Set tasks:
• a. Transcribe the post on paradox from "And they let" up to and including "hear most often.".
• b. Decide whether each statement agrees with the post on paradox. Answer yes or no and quote the deciding words: (i) The writer began thinking about this after their father died. (ii) Jesus fed 5,000 people. (iii) Political surveys always offer three choices.

Supplied text:
Tuesday, November 22, 2022

Living In Paradox



 Lately, I have been working on an important spiritual practice.

I have been working on holding that two opposing ideas can both be true.

In this world, we are often told that we have two options.

And we must choose one or the other.

We are told that it is right and wrong for every situation.

We are told that we must decide what one emotion we will have for a given situation.

Most of our faith is put to us in this way too.

We have to choose.

We have to choose which side we are on, and what is the right way to believe.

 

For example, have you ever answered one of those political surveys?

They give you a topic and then ask what you think or feel about it.

And it is always only two choices.

I really dislike those because I often don't think either of the solutions they offer.

I remember one time I was taking one of those surveys, and I was talking about how I felt and thought about a particular subject.

The pollster said, "Sir, you have to just pick one of the answers?"

 

Life is not as binary as we are told.

It doesn't have to take it or leave it.

My way or the highway.

This or that.

 

I really started to think about this after my mother died.

Because I often felt two emotions at the same time.

I felt extremely sad and extremely grateful and even glad.

Sad that my mother was no longer here on this earth with me.

Sad that I can't go and talk to her and get her advice.

Glad that I had her as my mother.

Glad for all the things she did teach me.

Glad that I was blessed to have her love.

Two seemingly opposing emotions at the same time.

 

Maybe our emotions and our thoughts have room for paradox.

Maybe we actually experience paradoxes more in our lives than we want to admit.

What if our faith was built around this idea that two seemingly opposite things can be true at the same time?

 

It would start at the cross.

It is here that we see paradox most strikingly.

Jesus is strong by being weak.

The king of our lives is the one who dies on a cross.

A sinless savior is killed as a criminal.

Jesus saves us by giving up his life.

Today in our Gospel we hear people mocking Jesus because he saved others, but seemingly can't save himself.

Jesus did miraculous things for people.

He healed people from physical and emotional trauma.

He fed 5,000 people.

He calmed storms, and walked on water.

He walked among us as one of us, even though he was God.

Power comes from serving and letting go, and not commanding and ordering others around.

And in Luke's Gospel here is Jesus on the cross actually saving others.

Here is Jesus telling a criminal that he will be in paradise.

The cross is filled with contradiction.

It is filled with paradox.

No wonder the Gospel writers don't really try to explain its meaning.

Instead, the show us what it was.

Instead, they let it stand as it was.

And they let us work through what it means for us.

 

Some have tried to make the cross only about one thing.

Jesus died on the cross to save us from sin and death.

That is the sentence that we hear most often.

I believe that.

But it isn't all the cross means.

It isn't all it has to say to us about our faith in God.

The cross says so much more.

And perhaps we don't have to make it only say one thing.

Because it is also an example to us of what it means to follow Jesus.

It is also God's way of laughing at evil and saying it has no real power over us.

It is also God's way of showing us that there is more to life than what the world says is power.

It is also God's way of showing us the true nature of God's love for us.

I could go on and on.

But the point is that it is all those things for us.

 

In our lives, we need paradox so much.

Because what I have found is that one thing is never enough to explain all the things I have to face in this life.

Source excerpt:
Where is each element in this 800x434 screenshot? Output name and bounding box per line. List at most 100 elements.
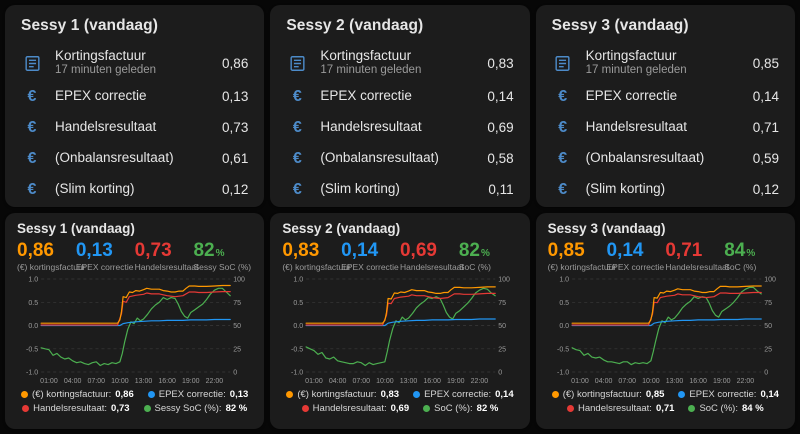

Response list:
• a.
And they let us work through what it means for us.

 

Some have tried to make the cross only about one thing.

Jesus died on the cross to save us from sin and death.

That is the sentence that we hear most often.

• b.
(i) No: "I really started to think about this after my mother died."
(ii) Yes: "He fed 5,000 people."
(iii) No: "And it is always only two choices."